Set problem: From the data that follows, report how many lines hold the string "screenshot", giving only the number.

··· Extracted material ···

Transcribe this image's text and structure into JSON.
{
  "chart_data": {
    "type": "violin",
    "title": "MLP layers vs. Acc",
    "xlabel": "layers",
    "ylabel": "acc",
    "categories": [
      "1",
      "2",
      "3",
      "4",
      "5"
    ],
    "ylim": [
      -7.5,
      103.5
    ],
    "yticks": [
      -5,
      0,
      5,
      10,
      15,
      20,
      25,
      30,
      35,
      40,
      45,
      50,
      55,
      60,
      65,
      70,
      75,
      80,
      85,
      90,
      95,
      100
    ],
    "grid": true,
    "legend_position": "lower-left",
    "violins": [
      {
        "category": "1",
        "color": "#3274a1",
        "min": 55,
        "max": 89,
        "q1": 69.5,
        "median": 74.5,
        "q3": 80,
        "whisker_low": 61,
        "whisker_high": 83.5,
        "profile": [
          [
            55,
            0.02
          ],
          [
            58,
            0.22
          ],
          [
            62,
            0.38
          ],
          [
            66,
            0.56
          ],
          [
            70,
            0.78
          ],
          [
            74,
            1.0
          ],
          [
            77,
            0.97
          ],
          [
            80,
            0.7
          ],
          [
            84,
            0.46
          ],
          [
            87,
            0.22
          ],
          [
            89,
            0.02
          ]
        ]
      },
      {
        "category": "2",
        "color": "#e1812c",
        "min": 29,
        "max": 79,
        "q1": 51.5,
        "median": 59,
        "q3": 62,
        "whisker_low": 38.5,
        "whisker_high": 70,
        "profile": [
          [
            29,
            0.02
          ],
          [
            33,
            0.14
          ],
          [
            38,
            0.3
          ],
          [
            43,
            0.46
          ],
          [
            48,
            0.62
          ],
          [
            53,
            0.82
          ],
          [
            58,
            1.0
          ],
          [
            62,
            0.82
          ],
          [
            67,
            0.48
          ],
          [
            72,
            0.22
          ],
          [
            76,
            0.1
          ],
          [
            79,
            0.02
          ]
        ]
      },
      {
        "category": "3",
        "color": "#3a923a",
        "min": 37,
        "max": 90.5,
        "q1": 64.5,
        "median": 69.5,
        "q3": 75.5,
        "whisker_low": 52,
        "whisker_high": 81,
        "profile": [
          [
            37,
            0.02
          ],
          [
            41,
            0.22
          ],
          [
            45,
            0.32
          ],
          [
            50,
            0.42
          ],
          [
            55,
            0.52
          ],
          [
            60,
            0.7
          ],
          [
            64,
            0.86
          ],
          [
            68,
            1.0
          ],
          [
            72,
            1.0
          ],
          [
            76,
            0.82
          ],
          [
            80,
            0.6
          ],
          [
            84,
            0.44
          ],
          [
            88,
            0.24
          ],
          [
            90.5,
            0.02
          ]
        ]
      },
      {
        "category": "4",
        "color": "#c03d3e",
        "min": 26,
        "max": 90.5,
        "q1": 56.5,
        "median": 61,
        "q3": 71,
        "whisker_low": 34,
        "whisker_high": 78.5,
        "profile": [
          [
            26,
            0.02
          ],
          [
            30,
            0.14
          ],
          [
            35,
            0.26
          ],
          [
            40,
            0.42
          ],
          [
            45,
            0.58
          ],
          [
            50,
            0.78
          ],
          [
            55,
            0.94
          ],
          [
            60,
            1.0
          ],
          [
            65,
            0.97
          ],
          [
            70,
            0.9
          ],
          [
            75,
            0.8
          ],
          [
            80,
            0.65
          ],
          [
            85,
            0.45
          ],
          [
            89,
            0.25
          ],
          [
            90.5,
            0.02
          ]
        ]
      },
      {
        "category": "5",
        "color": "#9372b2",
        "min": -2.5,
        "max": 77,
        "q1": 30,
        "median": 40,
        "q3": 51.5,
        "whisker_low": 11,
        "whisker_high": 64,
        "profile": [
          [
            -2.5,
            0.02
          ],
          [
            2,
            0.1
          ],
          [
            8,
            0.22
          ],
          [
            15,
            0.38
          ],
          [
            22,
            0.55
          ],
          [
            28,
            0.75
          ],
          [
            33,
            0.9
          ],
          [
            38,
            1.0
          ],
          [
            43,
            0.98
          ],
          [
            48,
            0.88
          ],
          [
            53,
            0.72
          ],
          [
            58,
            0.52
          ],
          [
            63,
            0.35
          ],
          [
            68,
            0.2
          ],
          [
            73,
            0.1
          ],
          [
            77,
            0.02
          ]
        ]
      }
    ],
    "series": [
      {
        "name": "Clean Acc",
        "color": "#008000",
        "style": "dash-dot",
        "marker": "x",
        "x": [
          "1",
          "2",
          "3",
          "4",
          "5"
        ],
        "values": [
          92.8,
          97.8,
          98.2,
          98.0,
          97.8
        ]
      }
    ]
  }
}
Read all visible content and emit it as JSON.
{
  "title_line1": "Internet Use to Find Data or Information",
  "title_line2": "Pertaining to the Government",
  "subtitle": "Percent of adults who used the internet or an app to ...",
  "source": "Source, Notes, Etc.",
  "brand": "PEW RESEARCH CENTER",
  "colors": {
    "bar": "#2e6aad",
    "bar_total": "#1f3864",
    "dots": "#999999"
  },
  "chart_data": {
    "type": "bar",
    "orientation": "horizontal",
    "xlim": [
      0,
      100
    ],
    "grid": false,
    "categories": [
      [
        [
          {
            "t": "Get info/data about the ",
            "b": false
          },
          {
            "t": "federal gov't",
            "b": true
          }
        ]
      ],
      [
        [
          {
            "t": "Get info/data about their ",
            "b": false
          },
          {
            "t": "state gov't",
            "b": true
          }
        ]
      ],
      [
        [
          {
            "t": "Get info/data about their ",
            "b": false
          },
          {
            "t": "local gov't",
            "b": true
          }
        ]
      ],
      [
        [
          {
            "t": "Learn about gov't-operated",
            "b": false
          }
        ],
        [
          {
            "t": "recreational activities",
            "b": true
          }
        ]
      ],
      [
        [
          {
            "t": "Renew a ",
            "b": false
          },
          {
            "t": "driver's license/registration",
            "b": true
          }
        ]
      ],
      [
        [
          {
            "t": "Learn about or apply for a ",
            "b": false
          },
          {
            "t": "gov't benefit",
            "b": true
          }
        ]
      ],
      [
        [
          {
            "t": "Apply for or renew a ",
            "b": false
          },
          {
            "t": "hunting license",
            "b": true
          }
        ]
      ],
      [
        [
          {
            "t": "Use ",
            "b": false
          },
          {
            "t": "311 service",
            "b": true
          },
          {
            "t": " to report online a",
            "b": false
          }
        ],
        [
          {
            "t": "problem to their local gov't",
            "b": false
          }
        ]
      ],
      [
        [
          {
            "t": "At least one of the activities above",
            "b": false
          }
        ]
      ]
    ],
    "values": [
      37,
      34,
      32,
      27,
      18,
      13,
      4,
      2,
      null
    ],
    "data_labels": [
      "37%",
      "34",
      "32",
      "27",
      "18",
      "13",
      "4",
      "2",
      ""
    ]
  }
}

···
··· Extracted material ···

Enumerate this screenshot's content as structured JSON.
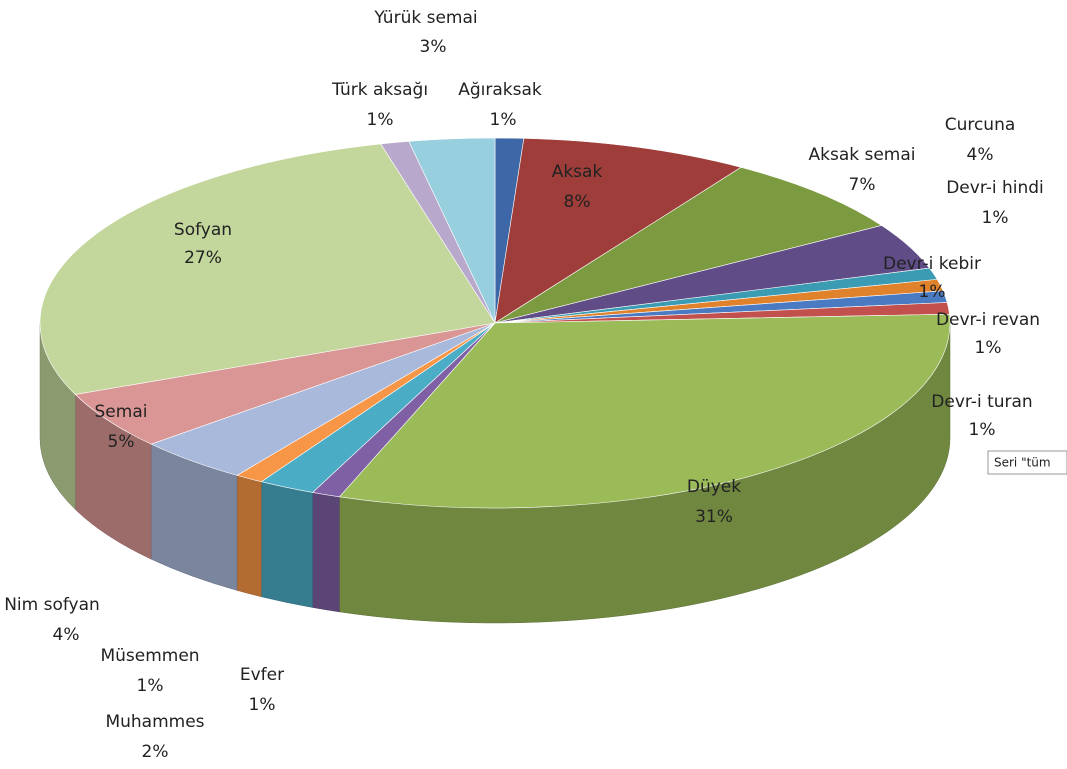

···
··· Extracted material ···

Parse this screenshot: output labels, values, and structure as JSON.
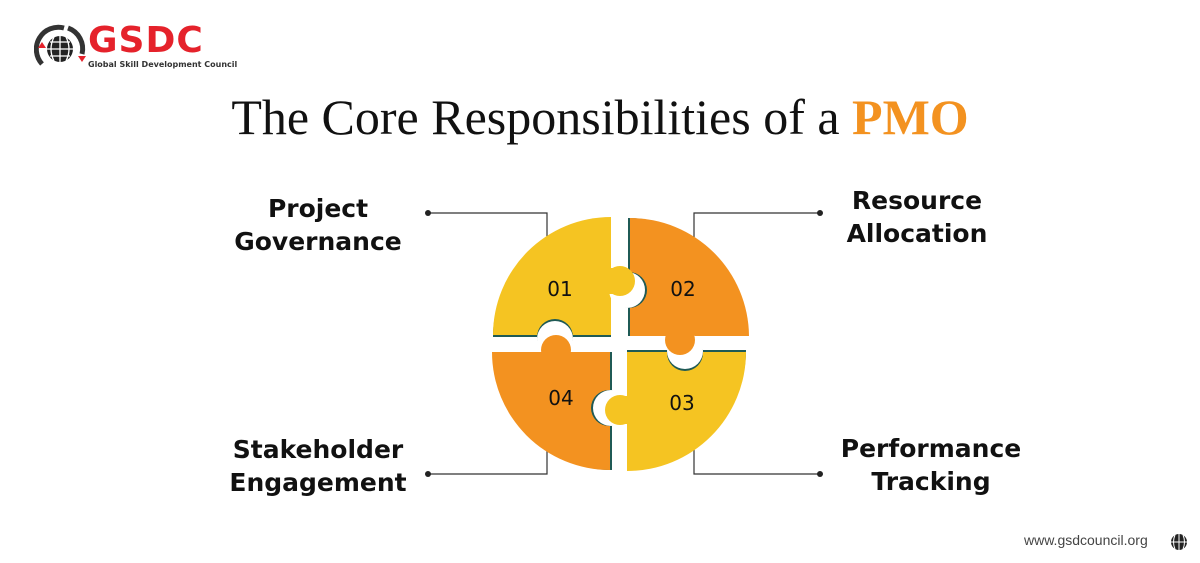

···

Written reply: 2